In this exercise, return the whole listing exactly, excluding any images.

-- BEGIN Exercise materials --

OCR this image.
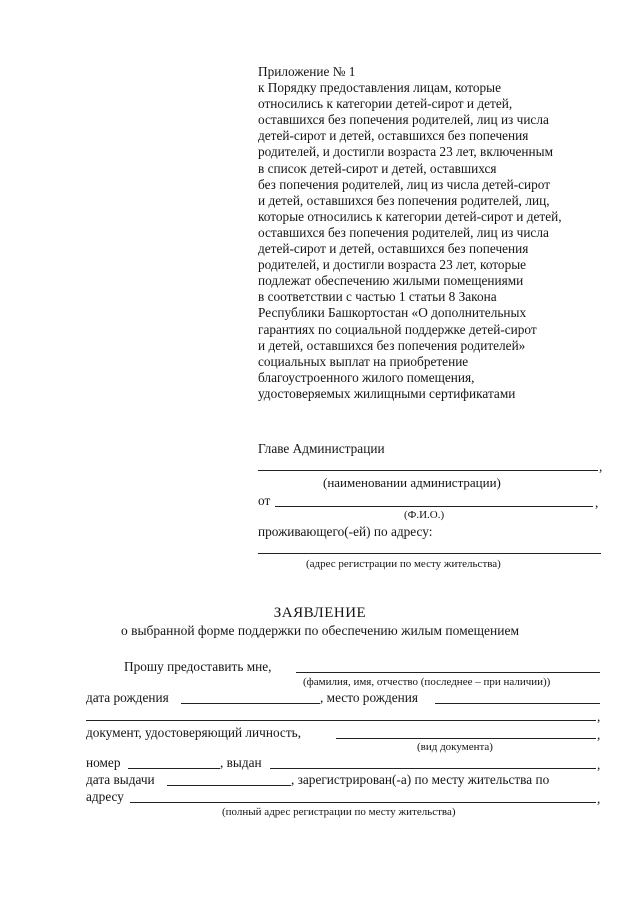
Приложение № 1
к Порядку предоставления лицам, которые
относились к категории детей-сирот и детей,
оставшихся без попечения родителей, лиц из числа
детей-сирот и детей, оставшихся без попечения
родителей, и достигли возраста 23 лет, включенным
в список детей-сирот и детей, оставшихся
без попечения родителей, лиц из числа детей-сирот
и детей, оставшихся без попечения родителей, лиц,
которые относились к категории детей-сирот и детей,
оставшихся без попечения родителей, лиц из числа
детей-сирот и детей, оставшихся без попечения
родителей, и достигли возраста 23 лет, которые
подлежат обеспечению жилыми помещениями
в соответствии с частью 1 статьи 8 Закона
Республики Башкортостан «О дополнительных
гарантиях по социальной поддержке детей-сирот
и детей, оставшихся без попечения родителей»
социальных выплат на приобретение
благоустроенного жилого помещения,
удостоверяемых жилищными сертификатами
Главе Администрации
,
(наименовании администрации)
от	,
(Ф.И.О.)
проживающего(-ей) по адресу:
(адрес регистрации по месту жительства)
ЗАЯВЛЕНИЕ
о выбранной форме поддержки по обеспечению жилым помещением
Прошу предоставить мне,
(фамилия, имя, отчество (последнее – при наличии))
дата рождения	, место рождения
,
документ, удостоверяющий личность,	,
(вид документа)
номер	, выдан	,
дата выдачи	, зарегистрирован(-а) по месту жительства по
адресу	,
(полный адрес регистрации по месту жительства)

-- END Exercise materials --

▶ _Response for this exercise_:
OCR this image.
Приложение № 1
к Порядку предоставления лицам, которые
относились к категории детей-сирот и детей,
оставшихся без попечения родителей, лиц из числа
детей-сирот и детей, оставшихся без попечения
родителей, и достигли возраста 23 лет, включенным
в список детей-сирот и детей, оставшихся
без попечения родителей, лиц из числа детей-сирот
и детей, оставшихся без попечения родителей, лиц,
которые относились к категории детей-сирот и детей,
оставшихся без попечения родителей, лиц из числа
детей-сирот и детей, оставшихся без попечения
родителей, и достигли возраста 23 лет, которые
подлежат обеспечению жилыми помещениями
в соответствии с частью 1 статьи 8 Закона
Республики Башкортостан «О дополнительных
гарантиях по социальной поддержке детей-сирот
и детей, оставшихся без попечения родителей»
социальных выплат на приобретение
благоустроенного жилого помещения,
удостоверяемых жилищными сертификатами
Главе Администрации
,
(наименовании администрации)
от	,
(Ф.И.О.)
проживающего(-ей) по адресу:
(адрес регистрации по месту жительства)
ЗАЯВЛЕНИЕ
о выбранной форме поддержки по обеспечению жилым помещением
Прошу предоставить мне,
(фамилия, имя, отчество (последнее – при наличии))
дата рождения	, место рождения
,
документ, удостоверяющий личность,	,
(вид документа)
номер	, выдан	,
дата выдачи	, зарегистрирован(-а) по месту жительства по
адресу	,
(полный адрес регистрации по месту жительства)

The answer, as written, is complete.